*Given task:* The listing must be reproduced in full, exactly as it stands.

[Data entries]
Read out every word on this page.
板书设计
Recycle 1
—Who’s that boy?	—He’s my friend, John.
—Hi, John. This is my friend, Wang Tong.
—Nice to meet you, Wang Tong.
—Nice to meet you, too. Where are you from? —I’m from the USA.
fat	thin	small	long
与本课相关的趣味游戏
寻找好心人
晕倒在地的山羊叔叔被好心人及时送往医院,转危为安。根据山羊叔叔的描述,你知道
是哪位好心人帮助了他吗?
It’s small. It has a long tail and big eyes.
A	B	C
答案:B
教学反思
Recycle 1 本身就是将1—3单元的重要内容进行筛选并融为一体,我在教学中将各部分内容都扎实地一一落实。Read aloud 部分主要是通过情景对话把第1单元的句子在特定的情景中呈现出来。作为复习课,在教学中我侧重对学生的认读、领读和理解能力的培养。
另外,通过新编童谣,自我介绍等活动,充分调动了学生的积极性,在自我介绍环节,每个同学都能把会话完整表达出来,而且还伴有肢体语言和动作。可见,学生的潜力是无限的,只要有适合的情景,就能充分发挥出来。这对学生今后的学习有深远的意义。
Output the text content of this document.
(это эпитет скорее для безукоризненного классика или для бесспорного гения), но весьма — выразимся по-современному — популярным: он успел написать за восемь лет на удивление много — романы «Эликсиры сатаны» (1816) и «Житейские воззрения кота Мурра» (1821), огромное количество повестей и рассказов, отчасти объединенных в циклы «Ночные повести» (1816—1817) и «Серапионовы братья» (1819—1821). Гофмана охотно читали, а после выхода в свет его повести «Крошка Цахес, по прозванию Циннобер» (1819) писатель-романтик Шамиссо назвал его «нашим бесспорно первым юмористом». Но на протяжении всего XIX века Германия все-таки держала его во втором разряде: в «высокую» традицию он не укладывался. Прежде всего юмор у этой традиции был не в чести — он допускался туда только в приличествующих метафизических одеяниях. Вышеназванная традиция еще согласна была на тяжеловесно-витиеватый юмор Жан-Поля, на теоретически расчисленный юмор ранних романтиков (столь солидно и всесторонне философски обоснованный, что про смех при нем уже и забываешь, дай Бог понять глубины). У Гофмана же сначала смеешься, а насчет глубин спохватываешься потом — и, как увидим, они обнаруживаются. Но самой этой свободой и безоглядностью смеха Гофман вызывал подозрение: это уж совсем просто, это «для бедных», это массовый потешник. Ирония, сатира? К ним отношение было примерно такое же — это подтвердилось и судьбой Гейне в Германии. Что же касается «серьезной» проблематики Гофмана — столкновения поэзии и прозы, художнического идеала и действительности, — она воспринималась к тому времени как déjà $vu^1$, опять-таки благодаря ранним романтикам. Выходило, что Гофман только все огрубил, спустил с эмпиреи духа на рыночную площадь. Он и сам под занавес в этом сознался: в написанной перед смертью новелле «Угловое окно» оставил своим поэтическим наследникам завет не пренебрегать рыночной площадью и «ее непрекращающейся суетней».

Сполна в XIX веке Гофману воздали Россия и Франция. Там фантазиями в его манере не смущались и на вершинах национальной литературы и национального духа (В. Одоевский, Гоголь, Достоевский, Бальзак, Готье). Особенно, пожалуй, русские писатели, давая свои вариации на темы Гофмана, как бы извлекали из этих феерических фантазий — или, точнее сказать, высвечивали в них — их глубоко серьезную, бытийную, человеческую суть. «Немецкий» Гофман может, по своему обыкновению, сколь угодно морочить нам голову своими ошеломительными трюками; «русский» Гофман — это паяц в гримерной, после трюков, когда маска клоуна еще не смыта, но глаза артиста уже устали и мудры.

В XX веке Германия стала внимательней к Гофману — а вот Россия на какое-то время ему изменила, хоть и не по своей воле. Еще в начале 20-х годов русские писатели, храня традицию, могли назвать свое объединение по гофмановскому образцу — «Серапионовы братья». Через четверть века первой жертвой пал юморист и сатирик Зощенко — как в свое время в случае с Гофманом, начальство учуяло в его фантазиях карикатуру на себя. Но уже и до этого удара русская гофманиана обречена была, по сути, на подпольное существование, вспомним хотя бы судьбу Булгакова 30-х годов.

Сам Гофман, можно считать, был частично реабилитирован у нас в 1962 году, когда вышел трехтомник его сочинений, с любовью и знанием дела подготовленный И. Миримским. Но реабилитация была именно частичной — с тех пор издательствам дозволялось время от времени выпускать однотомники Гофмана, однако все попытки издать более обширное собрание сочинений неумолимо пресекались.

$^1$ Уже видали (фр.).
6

*Output of the task:*
Read out every word on this page.
板书设计
Recycle 1
—Who’s that boy?	—He’s my friend, John.
—Hi, John. This is my friend, Wang Tong.
—Nice to meet you, Wang Tong.
—Nice to meet you, too. Where are you from? —I’m from the USA.
fat	thin	small	long
与本课相关的趣味游戏
寻找好心人
晕倒在地的山羊叔叔被好心人及时送往医院,转危为安。根据山羊叔叔的描述,你知道
是哪位好心人帮助了他吗?
It’s small. It has a long tail and big eyes.
A	B	C
答案:B
教学反思
Recycle 1 本身就是将1—3单元的重要内容进行筛选并融为一体,我在教学中将各部分内容都扎实地一一落实。Read aloud 部分主要是通过情景对话把第1单元的句子在特定的情景中呈现出来。作为复习课,在教学中我侧重对学生的认读、领读和理解能力的培养。
另外,通过新编童谣,自我介绍等活动,充分调动了学生的积极性,在自我介绍环节,每个同学都能把会话完整表达出来,而且还伴有肢体语言和动作。可见,学生的潜力是无限的,只要有适合的情景,就能充分发挥出来。这对学生今后的学习有深远的意义。
Output the text content of this document.
(это эпитет скорее для безукоризненного классика или для бесспорного гения), но весьма — выразимся по-современному — популярным: он успел написать за восемь лет на удивление много — романы «Эликсиры сатаны» (1816) и «Житейские воззрения кота Мурра» (1821), огромное количество повестей и рассказов, отчасти объединенных в циклы «Ночные повести» (1816—1817) и «Серапионовы братья» (1819—1821). Гофмана охотно читали, а после выхода в свет его повести «Крошка Цахес, по прозванию Циннобер» (1819) писатель-романтик Шамиссо назвал его «нашим бесспорно первым юмористом». Но на протяжении всего XIX века Германия все-таки держала его во втором разряде: в «высокую» традицию он не укладывался. Прежде всего юмор у этой традиции был не в чести — он допускался туда только в приличествующих метафизических одеяниях. Вышеназванная традиция еще согласна была на тяжеловесно-витиеватый юмор Жан-Поля, на теоретически расчисленный юмор ранних романтиков (столь солидно и всесторонне философски обоснованный, что про смех при нем уже и забываешь, дай Бог понять глубины). У Гофмана же сначала смеешься, а насчет глубин спохватываешься потом — и, как увидим, они обнаруживаются. Но самой этой свободой и безоглядностью смеха Гофман вызывал подозрение: это уж совсем просто, это «для бедных», это массовый потешник. Ирония, сатира? К ним отношение было примерно такое же — это подтвердилось и судьбой Гейне в Германии. Что же касается «серьезной» проблематики Гофмана — столкновения поэзии и прозы, художнического идеала и действительности, — она воспринималась к тому времени как déjà $vu^1$, опять-таки благодаря ранним романтикам. Выходило, что Гофман только все огрубил, спустил с эмпиреи духа на рыночную площадь. Он и сам под занавес в этом сознался: в написанной перед смертью новелле «Угловое окно» оставил своим поэтическим наследникам завет не пренебрегать рыночной площадью и «ее непрекращающейся суетней».

Сполна в XIX веке Гофману воздали Россия и Франция. Там фантазиями в его манере не смущались и на вершинах национальной литературы и национального духа (В. Одоевский, Гоголь, Достоевский, Бальзак, Готье). Особенно, пожалуй, русские писатели, давая свои вариации на темы Гофмана, как бы извлекали из этих феерических фантазий — или, точнее сказать, высвечивали в них — их глубоко серьезную, бытийную, человеческую суть. «Немецкий» Гофман может, по своему обыкновению, сколь угодно морочить нам голову своими ошеломительными трюками; «русский» Гофман — это паяц в гримерной, после трюков, когда маска клоуна еще не смыта, но глаза артиста уже устали и мудры.

В XX веке Германия стала внимательней к Гофману — а вот Россия на какое-то время ему изменила, хоть и не по своей воле. Еще в начале 20-х годов русские писатели, храня традицию, могли назвать свое объединение по гофмановскому образцу — «Серапионовы братья». Через четверть века первой жертвой пал юморист и сатирик Зощенко — как в свое время в случае с Гофманом, начальство учуяло в его фантазиях карикатуру на себя. Но уже и до этого удара русская гофманиана обречена была, по сути, на подпольное существование, вспомним хотя бы судьбу Булгакова 30-х годов.

Сам Гофман, можно считать, был частично реабилитирован у нас в 1962 году, когда вышел трехтомник его сочинений, с любовью и знанием дела подготовленный И. Миримским. Но реабилитация была именно частичной — с тех пор издательствам дозволялось время от времени выпускать однотомники Гофмана, однако все попытки издать более обширное собрание сочинений неумолимо пресекались.

$^1$ Уже видали (фр.).
6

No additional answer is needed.